> [DATA TO USE]
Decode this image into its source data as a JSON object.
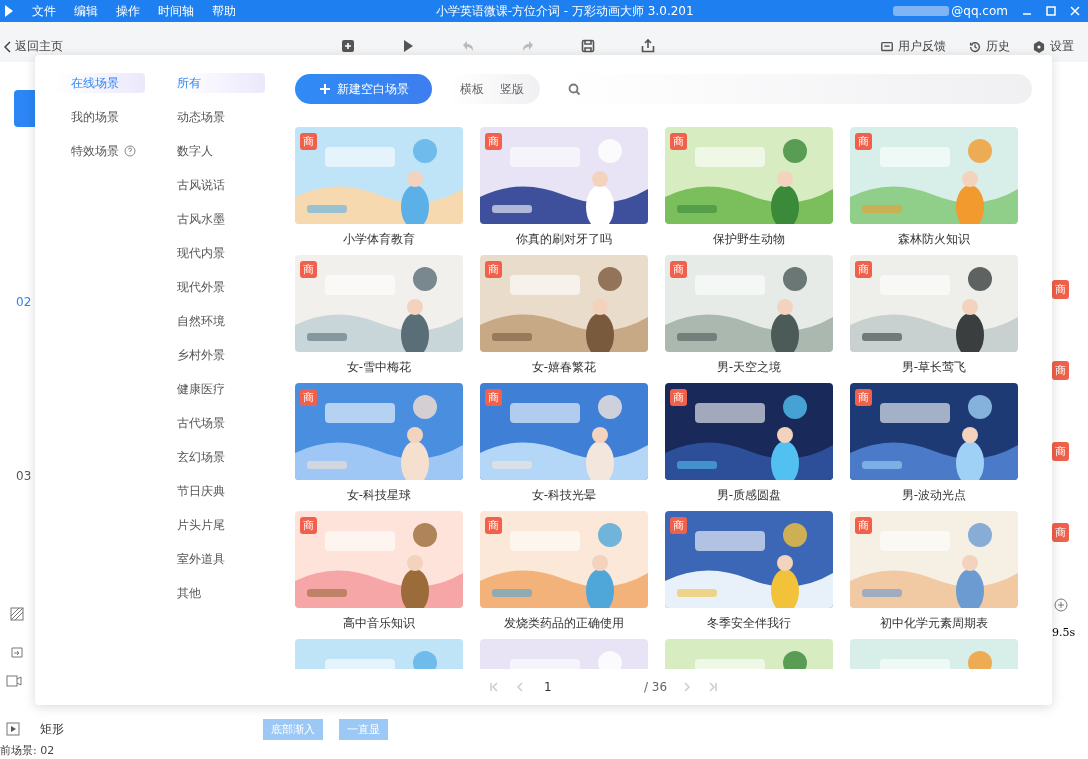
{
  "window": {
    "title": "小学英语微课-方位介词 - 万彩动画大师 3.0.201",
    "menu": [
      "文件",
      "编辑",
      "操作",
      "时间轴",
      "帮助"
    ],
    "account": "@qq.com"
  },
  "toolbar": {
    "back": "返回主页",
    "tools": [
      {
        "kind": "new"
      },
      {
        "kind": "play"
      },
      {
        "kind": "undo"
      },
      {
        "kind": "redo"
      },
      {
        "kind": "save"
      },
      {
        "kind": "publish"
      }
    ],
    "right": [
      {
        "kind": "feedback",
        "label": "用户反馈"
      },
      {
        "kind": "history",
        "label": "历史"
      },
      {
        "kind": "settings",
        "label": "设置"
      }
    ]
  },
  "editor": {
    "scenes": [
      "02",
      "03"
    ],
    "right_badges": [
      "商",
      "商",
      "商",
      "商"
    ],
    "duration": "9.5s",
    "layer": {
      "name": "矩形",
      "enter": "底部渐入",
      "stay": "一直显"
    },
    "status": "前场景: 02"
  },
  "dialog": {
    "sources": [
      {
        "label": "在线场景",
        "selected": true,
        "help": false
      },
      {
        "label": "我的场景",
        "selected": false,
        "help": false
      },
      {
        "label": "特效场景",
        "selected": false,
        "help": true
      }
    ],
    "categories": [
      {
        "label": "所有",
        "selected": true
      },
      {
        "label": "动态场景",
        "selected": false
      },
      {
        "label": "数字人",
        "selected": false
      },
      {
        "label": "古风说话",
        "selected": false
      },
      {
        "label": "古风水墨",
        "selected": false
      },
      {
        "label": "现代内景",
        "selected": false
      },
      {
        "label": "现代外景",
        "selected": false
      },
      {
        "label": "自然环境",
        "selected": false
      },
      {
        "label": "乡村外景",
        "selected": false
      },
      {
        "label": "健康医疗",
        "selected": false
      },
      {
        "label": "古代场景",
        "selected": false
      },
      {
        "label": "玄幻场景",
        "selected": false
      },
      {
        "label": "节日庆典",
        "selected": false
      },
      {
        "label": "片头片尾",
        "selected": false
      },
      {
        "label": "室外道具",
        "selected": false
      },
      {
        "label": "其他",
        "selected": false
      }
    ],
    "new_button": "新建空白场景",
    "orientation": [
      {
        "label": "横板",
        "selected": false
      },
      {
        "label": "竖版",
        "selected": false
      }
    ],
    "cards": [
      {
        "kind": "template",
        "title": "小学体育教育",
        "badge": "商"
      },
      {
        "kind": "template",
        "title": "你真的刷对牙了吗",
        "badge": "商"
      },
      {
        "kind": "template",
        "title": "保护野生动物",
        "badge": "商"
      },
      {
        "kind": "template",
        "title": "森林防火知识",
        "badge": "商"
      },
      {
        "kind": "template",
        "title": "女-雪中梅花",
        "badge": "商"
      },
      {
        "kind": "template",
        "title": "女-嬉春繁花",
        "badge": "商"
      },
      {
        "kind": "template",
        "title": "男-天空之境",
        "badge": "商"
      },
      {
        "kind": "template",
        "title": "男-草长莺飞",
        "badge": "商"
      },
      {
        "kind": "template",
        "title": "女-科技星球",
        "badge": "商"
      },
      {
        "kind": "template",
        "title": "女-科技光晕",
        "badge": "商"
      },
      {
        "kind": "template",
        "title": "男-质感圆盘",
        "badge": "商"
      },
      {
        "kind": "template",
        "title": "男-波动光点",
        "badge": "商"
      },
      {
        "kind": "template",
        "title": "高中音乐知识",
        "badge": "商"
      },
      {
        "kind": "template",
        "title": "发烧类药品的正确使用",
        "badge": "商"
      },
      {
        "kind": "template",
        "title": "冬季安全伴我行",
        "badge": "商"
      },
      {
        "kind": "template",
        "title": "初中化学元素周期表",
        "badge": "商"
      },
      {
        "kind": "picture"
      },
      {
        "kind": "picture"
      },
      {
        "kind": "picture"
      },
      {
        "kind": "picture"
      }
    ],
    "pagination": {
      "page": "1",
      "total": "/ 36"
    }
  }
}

> [EXERCISE AIM] Go through the material and copy out every line with "true" in it.

> [SOLUTION TO THE PROBLEM]
        "selected": true,
        "help": true
        "selected": true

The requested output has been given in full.